[Begin DATA LINES]
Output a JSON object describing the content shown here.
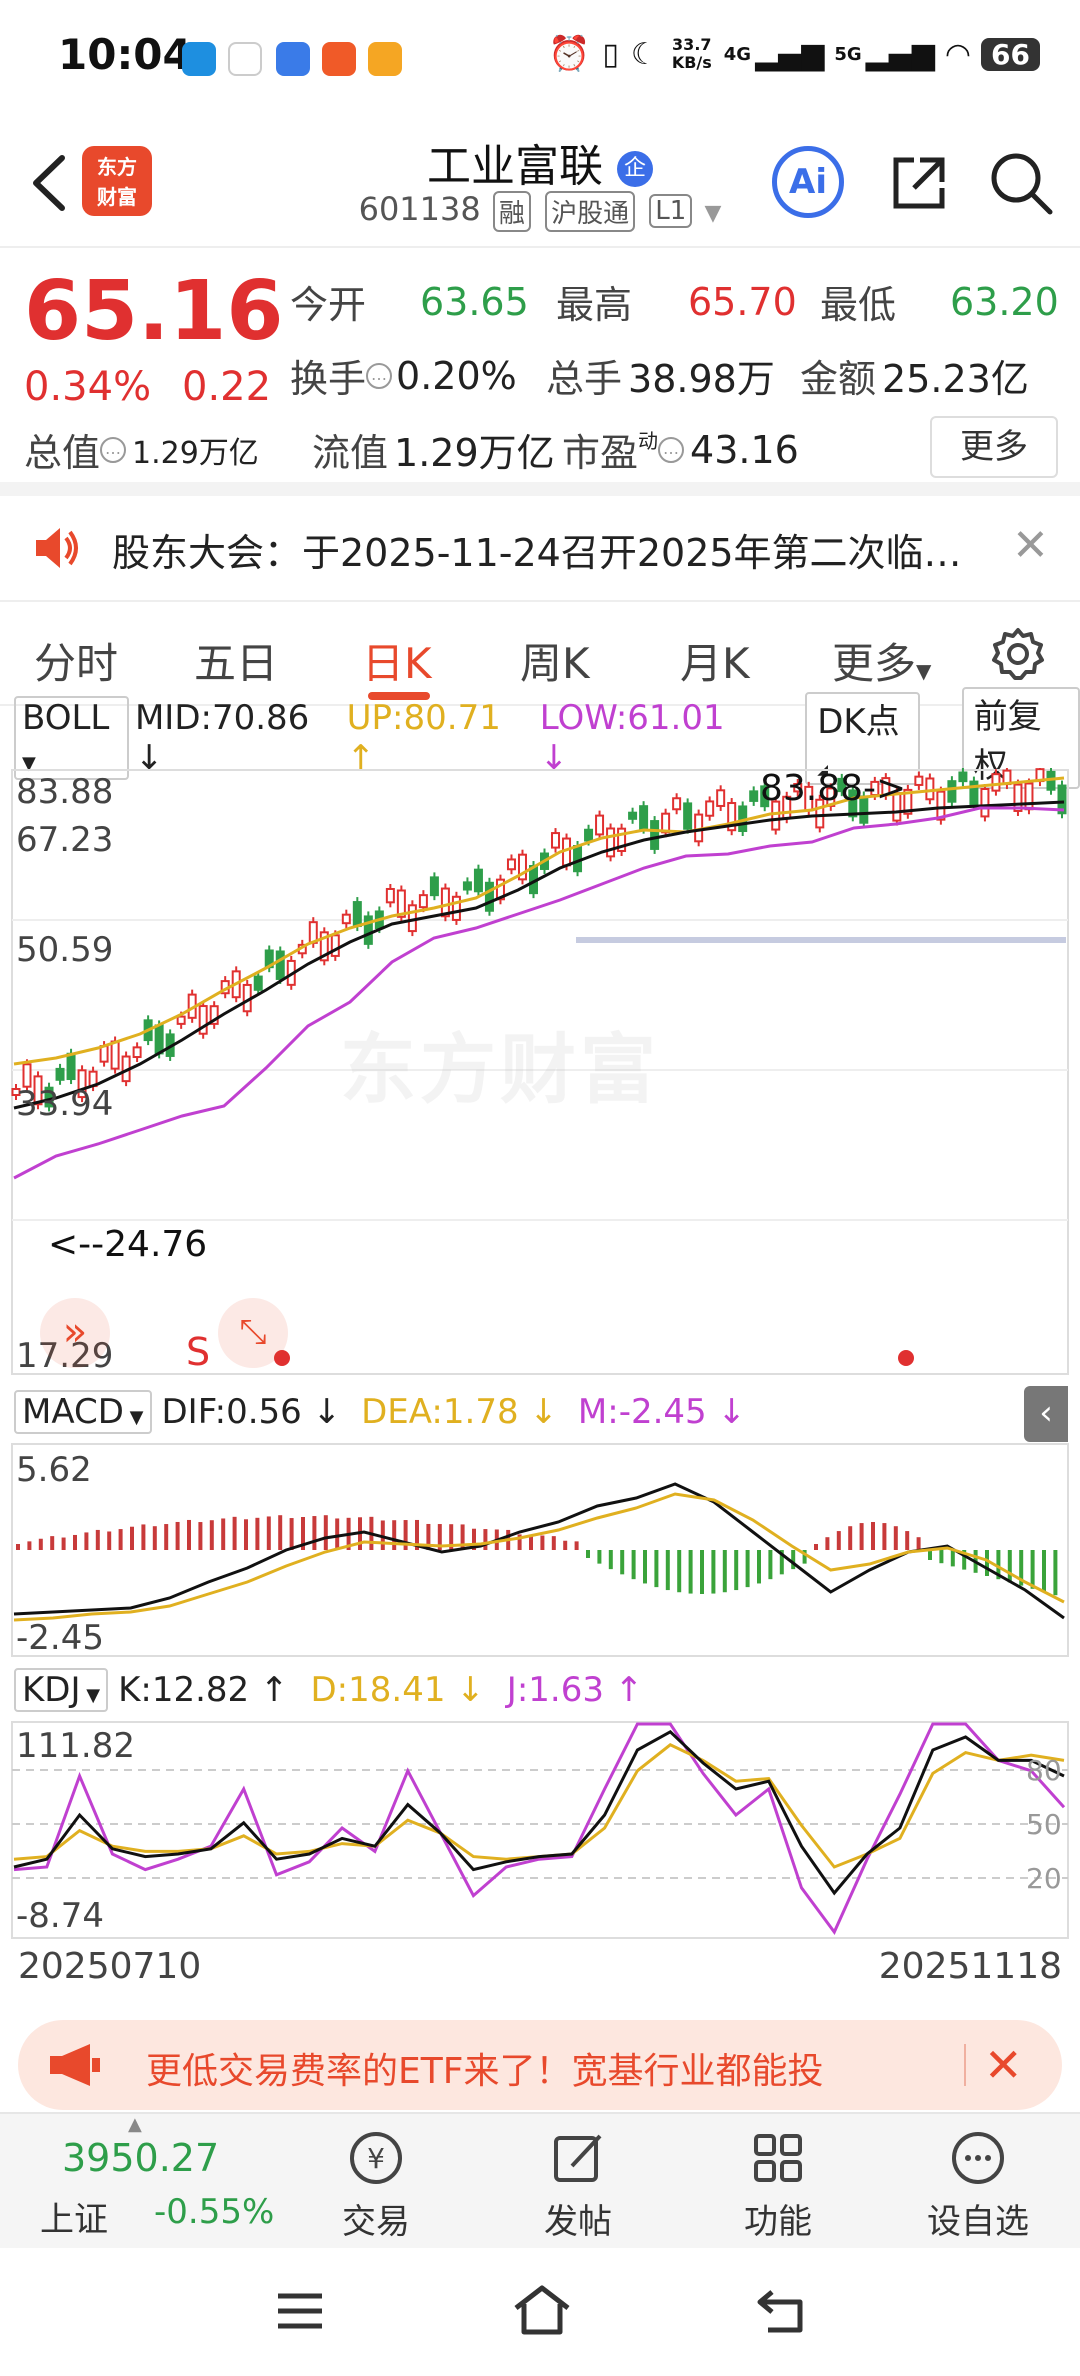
{
  "status": {
    "time": "10:04",
    "net_speed_top": "33.7",
    "net_speed_bottom": "KB/s",
    "signal1": "4G",
    "signal2": "5G",
    "battery": "66"
  },
  "header": {
    "logo_line1": "东方",
    "logo_line2": "财富",
    "stock_name": "工业富联",
    "name_badge": "企",
    "code": "601138",
    "tags": [
      "融",
      "沪股通",
      "L1"
    ],
    "ai_label": "Ai"
  },
  "quote": {
    "price": "65.16",
    "pct": "0.34%",
    "chg": "0.22",
    "open_label": "今开",
    "open": "63.65",
    "high_label": "最高",
    "high": "65.70",
    "low_label": "最低",
    "low": "63.20",
    "turnover_label": "换手",
    "turnover": "0.20%",
    "volume_label": "总手",
    "volume": "38.98万",
    "amount_label": "金额",
    "amount": "25.23亿",
    "mktcap_label": "总值",
    "mktcap": "1.29万亿",
    "float_label": "流值",
    "float": "1.29万亿",
    "pe_label": "市盈",
    "pe_sup": "动",
    "pe": "43.16",
    "more_label": "更多"
  },
  "notice": {
    "text": "股东大会：于2025-11-24召开2025年第二次临…"
  },
  "tabs": [
    "分时",
    "五日",
    "日K",
    "周K",
    "月K",
    "更多"
  ],
  "active_tab": "日K",
  "boll": {
    "name": "BOLL",
    "mid": "MID:70.86",
    "up": "UP:80.71",
    "low": "LOW:61.01",
    "dk_label": "DK点",
    "adjust_label": "前复权",
    "y_labels": [
      "83.88",
      "67.23",
      "50.59",
      "33.94",
      "17.29"
    ],
    "max_annotation": "83.88->",
    "min_annotation": "<--24.76",
    "signal_label": "S"
  },
  "macd": {
    "name": "MACD",
    "dif": "DIF:0.56",
    "dea": "DEA:1.78",
    "m": "M:-2.45",
    "y_labels": [
      "5.62",
      "-2.45"
    ]
  },
  "kdj": {
    "name": "KDJ",
    "k": "K:12.82",
    "d": "D:18.41",
    "j": "J:1.63",
    "y_labels": [
      "111.82",
      "-8.74"
    ],
    "levels": [
      "80",
      "50",
      "20"
    ]
  },
  "dates": {
    "start": "20250710",
    "end": "20251118"
  },
  "watermark": "东方财富",
  "banner": {
    "text": "更低交易费率的ETF来了！宽基行业都能投"
  },
  "index": {
    "value": "3950.27",
    "name": "上证",
    "chg": "-0.55%"
  },
  "nav": [
    "交易",
    "发帖",
    "功能",
    "设自选"
  ],
  "colors": {
    "up": "#e03030",
    "down": "#2e9e4a",
    "brand": "#e8492c",
    "boll_up": "#e0b020",
    "boll_low": "#c040d0"
  }
}
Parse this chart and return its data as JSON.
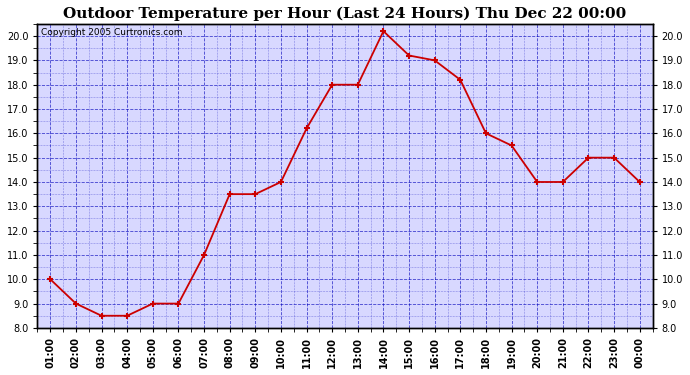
{
  "title": "Outdoor Temperature per Hour (Last 24 Hours) Thu Dec 22 00:00",
  "copyright": "Copyright 2005 Curtronics.com",
  "x_labels": [
    "01:00",
    "02:00",
    "03:00",
    "04:00",
    "05:00",
    "06:00",
    "07:00",
    "08:00",
    "09:00",
    "10:00",
    "11:00",
    "12:00",
    "13:00",
    "14:00",
    "15:00",
    "16:00",
    "17:00",
    "18:00",
    "19:00",
    "20:00",
    "21:00",
    "22:00",
    "23:00",
    "00:00"
  ],
  "y_values": [
    10.0,
    9.0,
    8.5,
    8.5,
    9.0,
    9.0,
    11.0,
    13.5,
    13.5,
    14.0,
    16.2,
    18.0,
    18.0,
    20.2,
    19.2,
    19.0,
    18.2,
    16.0,
    15.5,
    14.0,
    14.0,
    15.0,
    15.0,
    14.0
  ],
  "line_color": "#cc0000",
  "marker": "+",
  "marker_size": 5,
  "line_width": 1.3,
  "bg_color": "#ffffff",
  "plot_bg_color": "#d8d8ff",
  "grid_color": "#0000bb",
  "grid_style": "--",
  "grid_alpha": 0.7,
  "ylim": [
    8.0,
    20.5
  ],
  "yticks": [
    8.0,
    9.0,
    10.0,
    11.0,
    12.0,
    13.0,
    14.0,
    15.0,
    16.0,
    17.0,
    18.0,
    19.0,
    20.0
  ],
  "title_fontsize": 11,
  "copyright_fontsize": 6.5,
  "tick_fontsize": 7,
  "frame_color": "#000000"
}
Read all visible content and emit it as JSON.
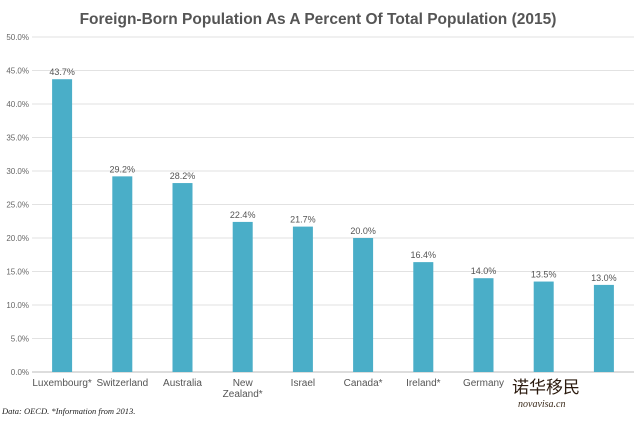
{
  "chart_data": {
    "type": "bar",
    "title": "Foreign-Born Population As A Percent Of Total Population (2015)",
    "categories": [
      "Luxembourg*",
      "Switzerland",
      "Australia",
      "New Zealand*",
      "Israel",
      "Canada*",
      "Ireland*",
      "Germany",
      "",
      ""
    ],
    "values": [
      43.7,
      29.2,
      28.2,
      22.4,
      21.7,
      20.0,
      16.4,
      14.0,
      13.5,
      13.0
    ],
    "value_labels": [
      "43.7%",
      "29.2%",
      "28.2%",
      "22.4%",
      "21.7%",
      "20.0%",
      "16.4%",
      "14.0%",
      "13.5%",
      "13.0%"
    ],
    "ylim": [
      0,
      50
    ],
    "yticks": [
      "0.0%",
      "5.0%",
      "10.0%",
      "15.0%",
      "20.0%",
      "25.0%",
      "30.0%",
      "35.0%",
      "40.0%",
      "45.0%",
      "50.0%"
    ],
    "xlabel": "",
    "ylabel": "",
    "grid": true,
    "bar_color": "#4aaec8",
    "source": "Data: OECD. *Information from 2013."
  },
  "watermark": {
    "chinese": "诺华移民",
    "latin": "novavisa.cn"
  }
}
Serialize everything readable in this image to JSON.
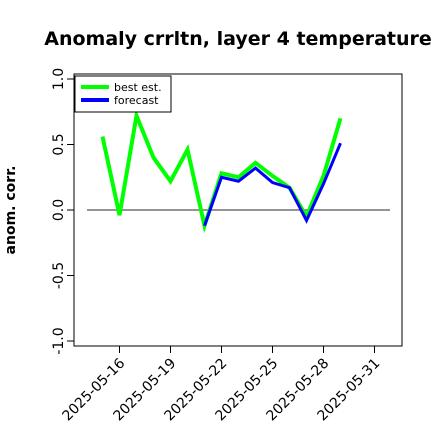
{
  "chart_data": {
    "type": "line",
    "title": "Anomaly crrltn, layer 4 temperature",
    "ylabel": "anom. corr.",
    "xlabel": "",
    "ylim": [
      -1.0,
      1.0
    ],
    "yticks": [
      "-1.0",
      "-0.5",
      "0.0",
      "0.5",
      "1.0"
    ],
    "ytick_values": [
      -1.0,
      -0.5,
      0.0,
      0.5,
      1.0
    ],
    "xlim": [
      "2025-05-14",
      "2025-06-01"
    ],
    "xticks": [
      "2025-05-16",
      "2025-05-19",
      "2025-05-22",
      "2025-05-25",
      "2025-05-28",
      "2025-05-31"
    ],
    "xtick_colors": [
      "#000000",
      "#000000",
      "#228B22",
      "#000000",
      "#000000",
      "#000000"
    ],
    "zero_line": 0.0,
    "legend": {
      "position": "top-left"
    },
    "series": [
      {
        "name": "best est.",
        "color": "#00ff00",
        "x": [
          "2025-05-15",
          "2025-05-16",
          "2025-05-17",
          "2025-05-18",
          "2025-05-19",
          "2025-05-20",
          "2025-05-21",
          "2025-05-22",
          "2025-05-23",
          "2025-05-24",
          "2025-05-25",
          "2025-05-26",
          "2025-05-27",
          "2025-05-28",
          "2025-05-29"
        ],
        "values": [
          0.56,
          -0.04,
          0.72,
          0.4,
          0.22,
          0.46,
          -0.12,
          0.28,
          0.25,
          0.36,
          0.26,
          0.17,
          -0.05,
          0.26,
          0.7
        ]
      },
      {
        "name": "forecast",
        "color": "#0000ff",
        "x": [
          "2025-05-21",
          "2025-05-22",
          "2025-05-23",
          "2025-05-24",
          "2025-05-25",
          "2025-05-26",
          "2025-05-27",
          "2025-05-28",
          "2025-05-29"
        ],
        "values": [
          -0.12,
          0.25,
          0.22,
          0.32,
          0.21,
          0.17,
          -0.08,
          0.2,
          0.51
        ]
      }
    ]
  }
}
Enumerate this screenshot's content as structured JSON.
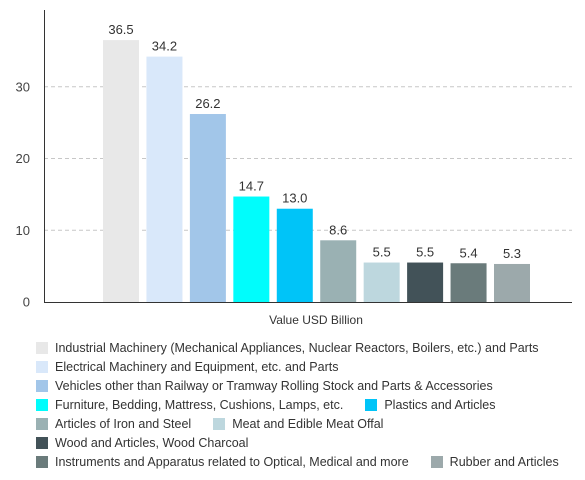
{
  "chart_data": {
    "type": "bar",
    "xlabel": "Value USD Billion",
    "ylabel": "",
    "ylim": [
      0,
      40
    ],
    "yticks": [
      0,
      10,
      20,
      30
    ],
    "grid": true,
    "legend_placement": "bottom",
    "series": [
      {
        "name": "Industrial Machinery (Mechanical Appliances, Nuclear Reactors, Boilers, etc.) and Parts",
        "value": 36.5,
        "label": "36.5",
        "color": "#e8e8e8"
      },
      {
        "name": "Electrical Machinery and Equipment, etc. and Parts",
        "value": 34.2,
        "label": "34.2",
        "color": "#d9e8fa"
      },
      {
        "name": "Vehicles other than Railway or Tramway Rolling Stock and Parts & Accessories",
        "value": 26.2,
        "label": "26.2",
        "color": "#a2c6e9"
      },
      {
        "name": "Furniture, Bedding, Mattress, Cushions, Lamps, etc.",
        "value": 14.7,
        "label": "14.7",
        "color": "#00fdfc"
      },
      {
        "name": "Plastics and Articles",
        "value": 13.0,
        "label": "13.0",
        "color": "#00c4f8"
      },
      {
        "name": "Articles of Iron and Steel",
        "value": 8.6,
        "label": "8.6",
        "color": "#9ab1b3"
      },
      {
        "name": "Meat and Edible Meat Offal",
        "value": 5.5,
        "label": "5.5",
        "color": "#bdd7de"
      },
      {
        "name": "Wood and Articles, Wood Charcoal",
        "value": 5.5,
        "label": "5.5",
        "color": "#425258"
      },
      {
        "name": "Instruments and Apparatus related to Optical, Medical and more",
        "value": 5.4,
        "label": "5.4",
        "color": "#6a7b7b"
      },
      {
        "name": "Rubber and Articles",
        "value": 5.3,
        "label": "5.3",
        "color": "#9ca9ab"
      }
    ]
  }
}
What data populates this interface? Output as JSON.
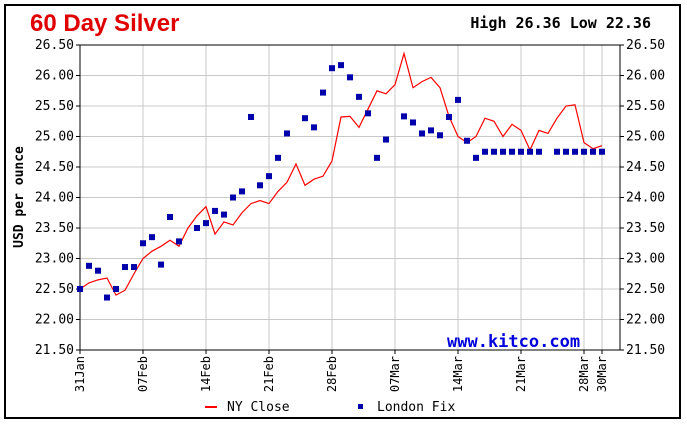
{
  "header": {
    "title": "60 Day Silver",
    "high_low": "High 26.36 Low 22.36"
  },
  "watermark": "www.kitco.com",
  "chart_data": {
    "type": "line",
    "title": "60 Day Silver",
    "ylabel": "USD per ounce",
    "xlabel": "",
    "ylim": [
      21.5,
      26.5
    ],
    "yticks": [
      "26.50",
      "26.00",
      "25.50",
      "25.00",
      "24.50",
      "24.00",
      "23.50",
      "23.00",
      "22.50",
      "22.00",
      "21.50"
    ],
    "xlim": [
      0,
      60
    ],
    "xticks": [
      {
        "label": "31Jan",
        "x": 0
      },
      {
        "label": "07Feb",
        "x": 7
      },
      {
        "label": "14Feb",
        "x": 14
      },
      {
        "label": "21Feb",
        "x": 21
      },
      {
        "label": "28Feb",
        "x": 28
      },
      {
        "label": "07Mar",
        "x": 35
      },
      {
        "label": "14Mar",
        "x": 42
      },
      {
        "label": "21Mar",
        "x": 49
      },
      {
        "label": "28Mar",
        "x": 56
      },
      {
        "label": "30Mar",
        "x": 58
      }
    ],
    "grid": true,
    "legend_position": "bottom",
    "series": [
      {
        "name": "NY Close",
        "color": "#ff0000",
        "style": "line",
        "x": [
          0,
          1,
          2,
          3,
          4,
          5,
          6,
          7,
          8,
          9,
          10,
          11,
          12,
          13,
          14,
          15,
          16,
          17,
          18,
          19,
          20,
          21,
          22,
          23,
          24,
          25,
          26,
          27,
          28,
          29,
          30,
          31,
          32,
          33,
          34,
          35,
          36,
          37,
          38,
          39,
          40,
          41,
          42,
          43,
          44,
          45,
          46,
          47,
          48,
          49,
          50,
          51,
          52,
          53,
          54,
          55,
          56,
          57,
          58
        ],
        "values": [
          22.5,
          22.6,
          22.65,
          22.68,
          22.4,
          22.48,
          22.75,
          23.0,
          23.12,
          23.2,
          23.3,
          23.2,
          23.5,
          23.7,
          23.85,
          23.4,
          23.6,
          23.55,
          23.75,
          23.9,
          23.95,
          23.9,
          24.1,
          24.25,
          24.55,
          24.2,
          24.3,
          24.35,
          24.6,
          25.32,
          25.33,
          25.15,
          25.45,
          25.75,
          25.7,
          25.85,
          26.36,
          25.8,
          25.9,
          25.97,
          25.8,
          25.33,
          25.0,
          24.9,
          25.0,
          25.3,
          25.25,
          25.0,
          25.2,
          25.1,
          24.78,
          25.1,
          25.05,
          25.3,
          25.5,
          25.52,
          24.9,
          24.8,
          24.85
        ]
      },
      {
        "name": "London Fix",
        "color": "#0000aa",
        "style": "square",
        "x": [
          0,
          1,
          2,
          3,
          4,
          5,
          6,
          7,
          8,
          9,
          10,
          11,
          13,
          14,
          15,
          16,
          17,
          18,
          19,
          20,
          21,
          22,
          23,
          25,
          26,
          27,
          28,
          29,
          30,
          31,
          32,
          33,
          34,
          36,
          37,
          38,
          39,
          40,
          41,
          42,
          43,
          44,
          45,
          46,
          47,
          48,
          49,
          50,
          51,
          53,
          54,
          55,
          56,
          57,
          58
        ],
        "values": [
          22.5,
          22.88,
          22.8,
          22.36,
          22.5,
          22.86,
          22.86,
          23.25,
          23.35,
          22.9,
          23.68,
          23.28,
          23.5,
          23.58,
          23.78,
          23.72,
          24.0,
          24.1,
          25.32,
          24.2,
          24.35,
          24.65,
          25.05,
          25.3,
          25.15,
          25.72,
          26.12,
          26.17,
          25.97,
          25.65,
          25.38,
          24.65,
          24.95,
          25.33,
          25.23,
          25.05,
          25.1,
          25.02,
          25.32,
          25.6,
          24.93,
          24.65,
          24.75,
          24.75,
          24.75,
          24.75,
          24.75,
          24.75,
          24.75,
          24.75,
          24.75,
          24.75,
          24.75,
          24.75,
          24.75
        ]
      }
    ]
  }
}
[End DATA LINES]
THE TASK ::
Go through the data above and find the lines with the word "this". Copy each of those lines.

REPLY TO THE TASK ::
Parse this chart and return its data as JSON.
Serialize everything readable in this image to JSON.
Enumerate this screenshot's content as structured JSON.
What data populates this interface? Output as JSON.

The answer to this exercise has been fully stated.